*PROBLEM TO WORK ON*
Each line containing the word "Vente" should be found and copied.

*RECORDS FOR THIS TASK*
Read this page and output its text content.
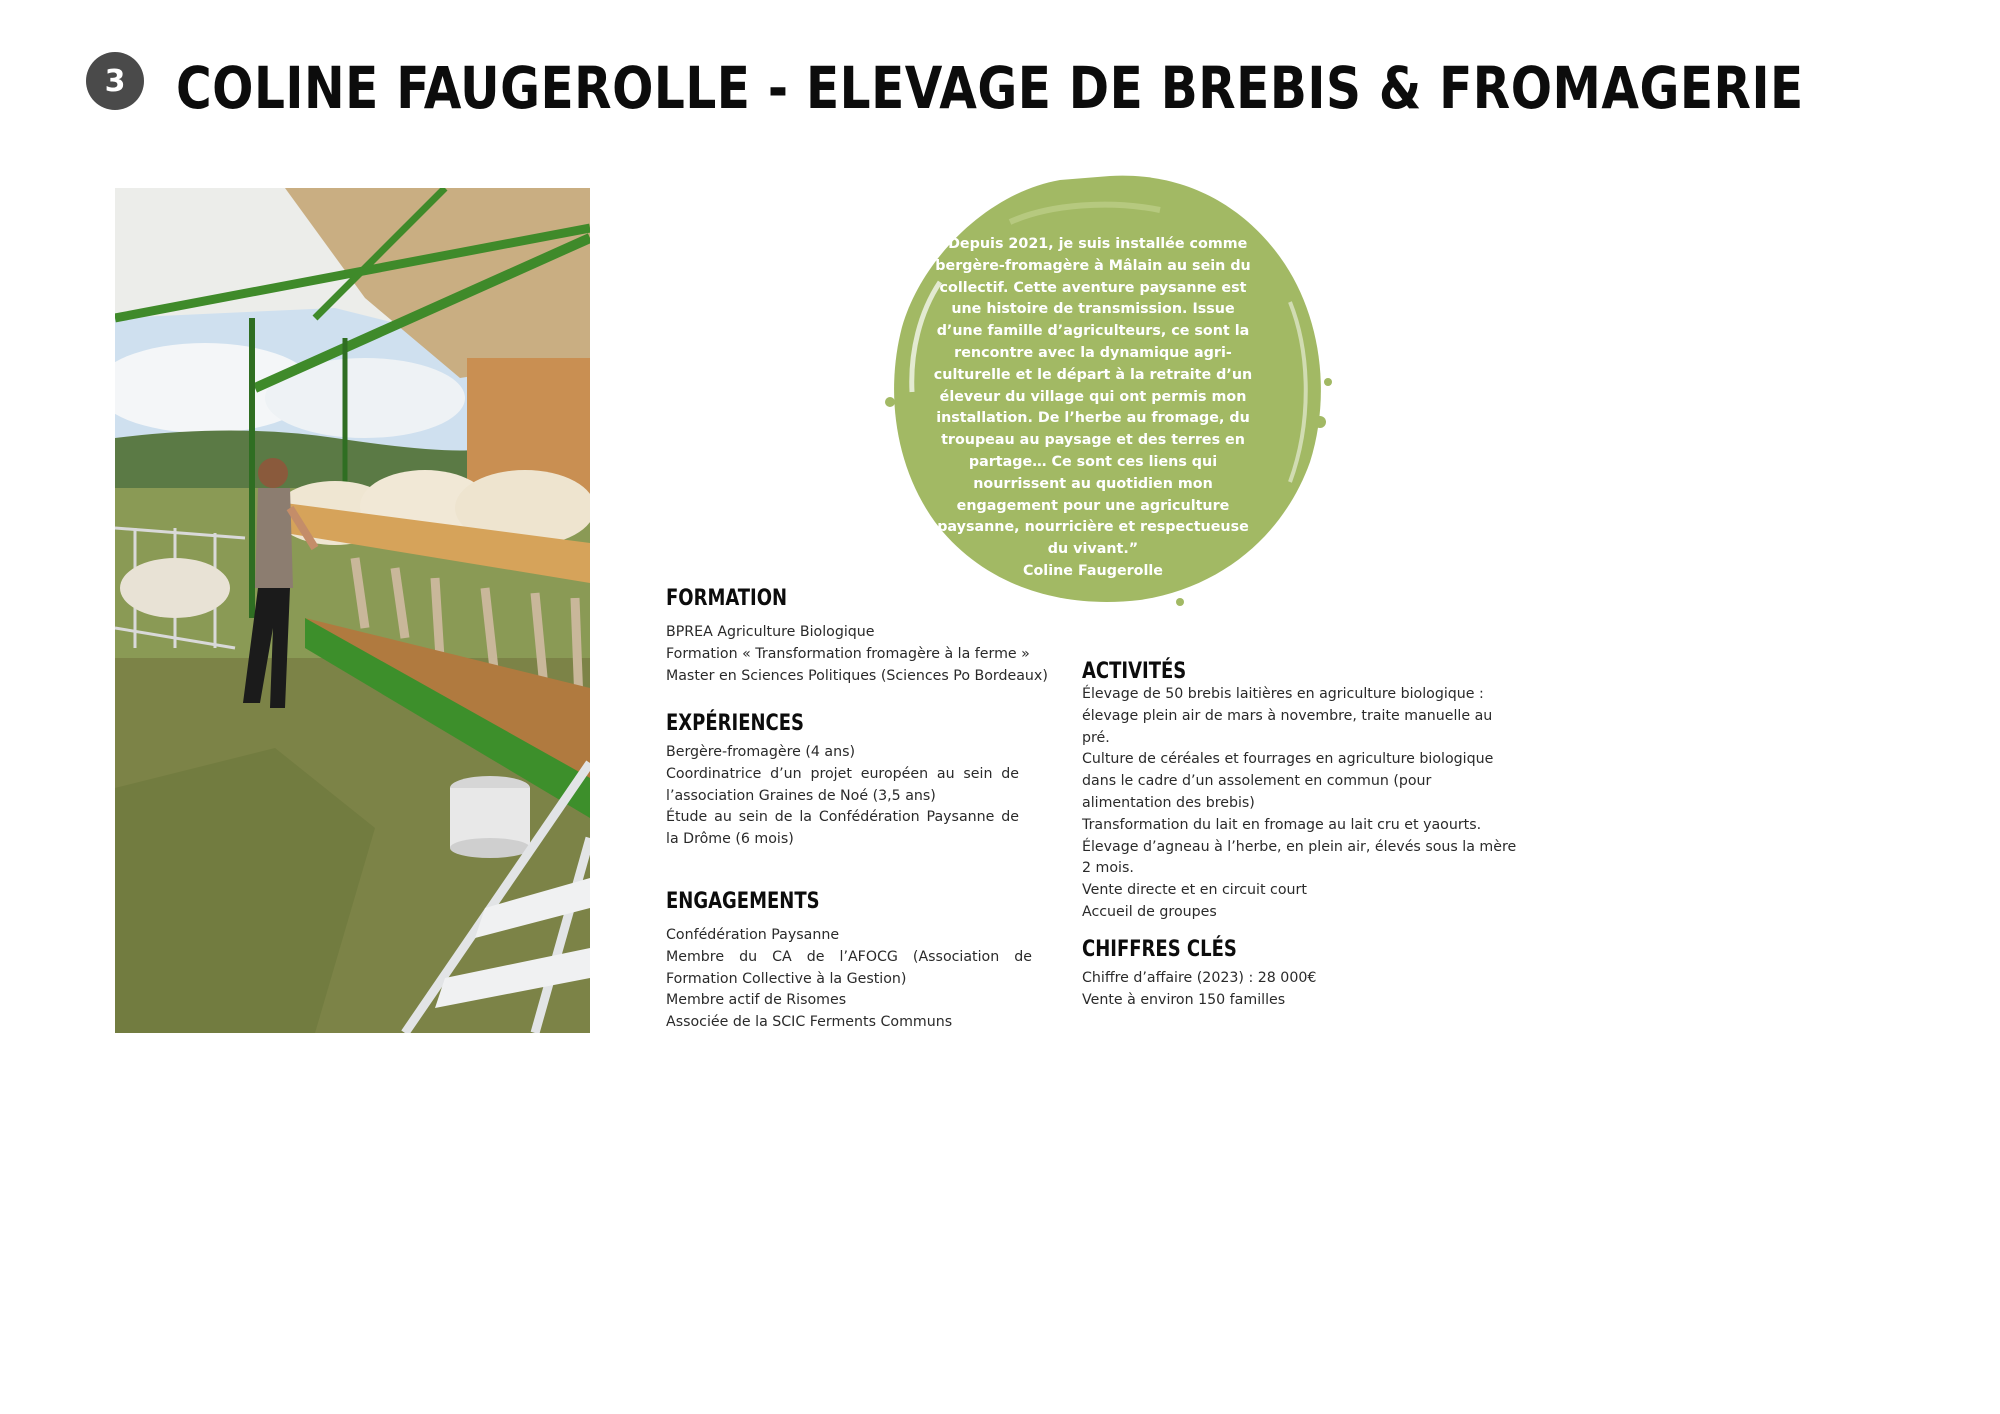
3 COLINE FAUGEROLLE - ELEVAGE DE BREBIS & FROMAGERIE

“Depuis 2021, je suis installée comme bergère-fromagère à Mâlain au sein du collectif. Cette aventure paysanne est une histoire de transmission. Issue d’une famille d’agriculteurs, ce sont la rencontre avec la dynamique agri-culturelle et le départ à la retraite d’un éleveur du village qui ont permis mon installation. De l’herbe au fromage, du troupeau au paysage et des terres en partage… Ce sont ces liens qui nourrissent au quotidien mon engagement pour une agriculture paysanne, nourricière et respectueuse du vivant.”
Coline Faugerolle

FORMATION
BPREA Agriculture Biologique
Formation « Transformation fromagère à la ferme »
Master en Sciences Politiques (Sciences Po Bordeaux)
EXPÉRIENCES
Bergère-fromagère (4 ans)
Coordinatrice d’un projet européen au sein de l’association Graines de Noé (3,5 ans)
Étude au sein de la Confédération Paysanne de la Drôme (6 mois)
ENGAGEMENTS
Confédération Paysanne
Membre du CA de l’AFOCG (Association de Formation Collective à la Gestion)
Membre actif de Risomes
Associée de la SCIC Ferments Communs
ACTIVITÉS
Élevage de 50 brebis laitières en agriculture biologique : élevage plein air de mars à novembre, traite manuelle au pré.
Culture de céréales et fourrages en agriculture biologique dans le cadre d’un assolement en commun (pour alimentation des brebis)
Transformation du lait en fromage au lait cru et yaourts.
Élevage d’agneau à l’herbe, en plein air, élevés sous la mère 2 mois.
Vente directe et en circuit court
Accueil de groupes
CHIFFRES CLÉS
Chiffre d’affaire (2023) : 28 000€
Vente à environ 150 familles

*EXERCISE ANSWER*
Vente directe et en circuit court
Vente à environ 150 familles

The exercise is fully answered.